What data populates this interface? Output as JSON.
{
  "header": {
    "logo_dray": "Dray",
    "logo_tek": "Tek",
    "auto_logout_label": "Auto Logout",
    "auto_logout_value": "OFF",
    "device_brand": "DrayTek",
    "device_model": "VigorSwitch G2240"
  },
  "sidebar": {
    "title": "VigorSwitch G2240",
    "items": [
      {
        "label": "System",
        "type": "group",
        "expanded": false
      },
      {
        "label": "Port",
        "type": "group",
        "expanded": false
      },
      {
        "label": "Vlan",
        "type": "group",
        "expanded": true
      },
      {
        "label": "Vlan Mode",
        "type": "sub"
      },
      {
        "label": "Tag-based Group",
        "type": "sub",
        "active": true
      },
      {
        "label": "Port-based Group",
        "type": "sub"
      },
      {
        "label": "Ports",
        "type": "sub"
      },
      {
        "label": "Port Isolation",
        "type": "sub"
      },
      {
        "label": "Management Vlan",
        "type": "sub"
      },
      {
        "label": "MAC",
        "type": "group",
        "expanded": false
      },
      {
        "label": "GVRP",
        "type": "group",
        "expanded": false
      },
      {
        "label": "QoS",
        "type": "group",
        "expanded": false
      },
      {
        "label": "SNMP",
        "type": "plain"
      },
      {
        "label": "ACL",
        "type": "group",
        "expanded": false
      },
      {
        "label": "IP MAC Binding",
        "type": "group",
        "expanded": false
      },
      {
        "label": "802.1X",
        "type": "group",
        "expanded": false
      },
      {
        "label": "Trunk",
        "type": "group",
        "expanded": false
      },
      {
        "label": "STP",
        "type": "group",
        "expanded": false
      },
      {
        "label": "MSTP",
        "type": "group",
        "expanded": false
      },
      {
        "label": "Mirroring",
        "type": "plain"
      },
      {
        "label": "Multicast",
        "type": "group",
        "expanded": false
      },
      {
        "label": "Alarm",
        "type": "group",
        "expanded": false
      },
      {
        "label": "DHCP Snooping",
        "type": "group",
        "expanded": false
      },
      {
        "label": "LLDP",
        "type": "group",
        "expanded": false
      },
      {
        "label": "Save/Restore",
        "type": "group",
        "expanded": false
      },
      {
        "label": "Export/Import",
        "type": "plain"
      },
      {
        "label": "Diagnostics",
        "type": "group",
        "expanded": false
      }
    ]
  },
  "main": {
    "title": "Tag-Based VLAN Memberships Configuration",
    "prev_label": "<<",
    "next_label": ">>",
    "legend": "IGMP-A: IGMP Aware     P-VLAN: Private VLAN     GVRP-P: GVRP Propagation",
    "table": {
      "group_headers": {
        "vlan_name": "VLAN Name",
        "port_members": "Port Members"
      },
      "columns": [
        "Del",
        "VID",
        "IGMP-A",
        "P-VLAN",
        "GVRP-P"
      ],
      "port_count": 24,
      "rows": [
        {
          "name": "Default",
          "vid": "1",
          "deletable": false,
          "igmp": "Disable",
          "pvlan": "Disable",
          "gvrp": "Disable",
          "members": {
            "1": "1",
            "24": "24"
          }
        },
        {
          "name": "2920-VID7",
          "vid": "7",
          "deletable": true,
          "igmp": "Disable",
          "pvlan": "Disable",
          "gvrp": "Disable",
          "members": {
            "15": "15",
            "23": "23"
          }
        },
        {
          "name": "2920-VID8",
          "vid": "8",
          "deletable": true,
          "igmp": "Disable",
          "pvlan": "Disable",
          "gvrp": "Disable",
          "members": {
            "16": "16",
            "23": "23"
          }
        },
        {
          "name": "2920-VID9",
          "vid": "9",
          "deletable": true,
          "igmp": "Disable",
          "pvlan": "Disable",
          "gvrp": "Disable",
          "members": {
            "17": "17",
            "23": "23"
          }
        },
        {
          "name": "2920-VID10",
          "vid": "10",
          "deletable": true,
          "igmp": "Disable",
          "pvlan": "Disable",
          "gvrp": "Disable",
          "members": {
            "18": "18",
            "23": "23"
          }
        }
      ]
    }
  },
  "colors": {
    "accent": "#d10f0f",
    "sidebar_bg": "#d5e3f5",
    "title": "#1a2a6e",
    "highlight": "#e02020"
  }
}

────────────────

→ Task brief
Reproduce the full listing exactly.

→ In response
What data populates this interface? Output as JSON.
{
  "header": {
    "logo_dray": "Dray",
    "logo_tek": "Tek",
    "auto_logout_label": "Auto Logout",
    "auto_logout_value": "OFF",
    "device_brand": "DrayTek",
    "device_model": "VigorSwitch G2240"
  },
  "sidebar": {
    "title": "VigorSwitch G2240",
    "items": [
      {
        "label": "System",
        "type": "group",
        "expanded": false
      },
      {
        "label": "Port",
        "type": "group",
        "expanded": false
      },
      {
        "label": "Vlan",
        "type": "group",
        "expanded": true
      },
      {
        "label": "Vlan Mode",
        "type": "sub"
      },
      {
        "label": "Tag-based Group",
        "type": "sub",
        "active": true
      },
      {
        "label": "Port-based Group",
        "type": "sub"
      },
      {
        "label": "Ports",
        "type": "sub"
      },
      {
        "label": "Port Isolation",
        "type": "sub"
      },
      {
        "label": "Management Vlan",
        "type": "sub"
      },
      {
        "label": "MAC",
        "type": "group",
        "expanded": false
      },
      {
        "label": "GVRP",
        "type": "group",
        "expanded": false
      },
      {
        "label": "QoS",
        "type": "group",
        "expanded": false
      },
      {
        "label": "SNMP",
        "type": "plain"
      },
      {
        "label": "ACL",
        "type": "group",
        "expanded": false
      },
      {
        "label": "IP MAC Binding",
        "type": "group",
        "expanded": false
      },
      {
        "label": "802.1X",
        "type": "group",
        "expanded": false
      },
      {
        "label": "Trunk",
        "type": "group",
        "expanded": false
      },
      {
        "label": "STP",
        "type": "group",
        "expanded": false
      },
      {
        "label": "MSTP",
        "type": "group",
        "expanded": false
      },
      {
        "label": "Mirroring",
        "type": "plain"
      },
      {
        "label": "Multicast",
        "type": "group",
        "expanded": false
      },
      {
        "label": "Alarm",
        "type": "group",
        "expanded": false
      },
      {
        "label": "DHCP Snooping",
        "type": "group",
        "expanded": false
      },
      {
        "label": "LLDP",
        "type": "group",
        "expanded": false
      },
      {
        "label": "Save/Restore",
        "type": "group",
        "expanded": false
      },
      {
        "label": "Export/Import",
        "type": "plain"
      },
      {
        "label": "Diagnostics",
        "type": "group",
        "expanded": false
      }
    ]
  },
  "main": {
    "title": "Tag-Based VLAN Memberships Configuration",
    "prev_label": "<<",
    "next_label": ">>",
    "legend": "IGMP-A: IGMP Aware     P-VLAN: Private VLAN     GVRP-P: GVRP Propagation",
    "table": {
      "group_headers": {
        "vlan_name": "VLAN Name",
        "port_members": "Port Members"
      },
      "columns": [
        "Del",
        "VID",
        "IGMP-A",
        "P-VLAN",
        "GVRP-P"
      ],
      "port_count": 24,
      "rows": [
        {
          "name": "Default",
          "vid": "1",
          "deletable": false,
          "igmp": "Disable",
          "pvlan": "Disable",
          "gvrp": "Disable",
          "members": {
            "1": "1",
            "24": "24"
          }
        },
        {
          "name": "2920-VID7",
          "vid": "7",
          "deletable": true,
          "igmp": "Disable",
          "pvlan": "Disable",
          "gvrp": "Disable",
          "members": {
            "15": "15",
            "23": "23"
          }
        },
        {
          "name": "2920-VID8",
          "vid": "8",
          "deletable": true,
          "igmp": "Disable",
          "pvlan": "Disable",
          "gvrp": "Disable",
          "members": {
            "16": "16",
            "23": "23"
          }
        },
        {
          "name": "2920-VID9",
          "vid": "9",
          "deletable": true,
          "igmp": "Disable",
          "pvlan": "Disable",
          "gvrp": "Disable",
          "members": {
            "17": "17",
            "23": "23"
          }
        },
        {
          "name": "2920-VID10",
          "vid": "10",
          "deletable": true,
          "igmp": "Disable",
          "pvlan": "Disable",
          "gvrp": "Disable",
          "members": {
            "18": "18",
            "23": "23"
          }
        }
      ]
    }
  },
  "colors": {
    "accent": "#d10f0f",
    "sidebar_bg": "#d5e3f5",
    "title": "#1a2a6e",
    "highlight": "#e02020"
  }
}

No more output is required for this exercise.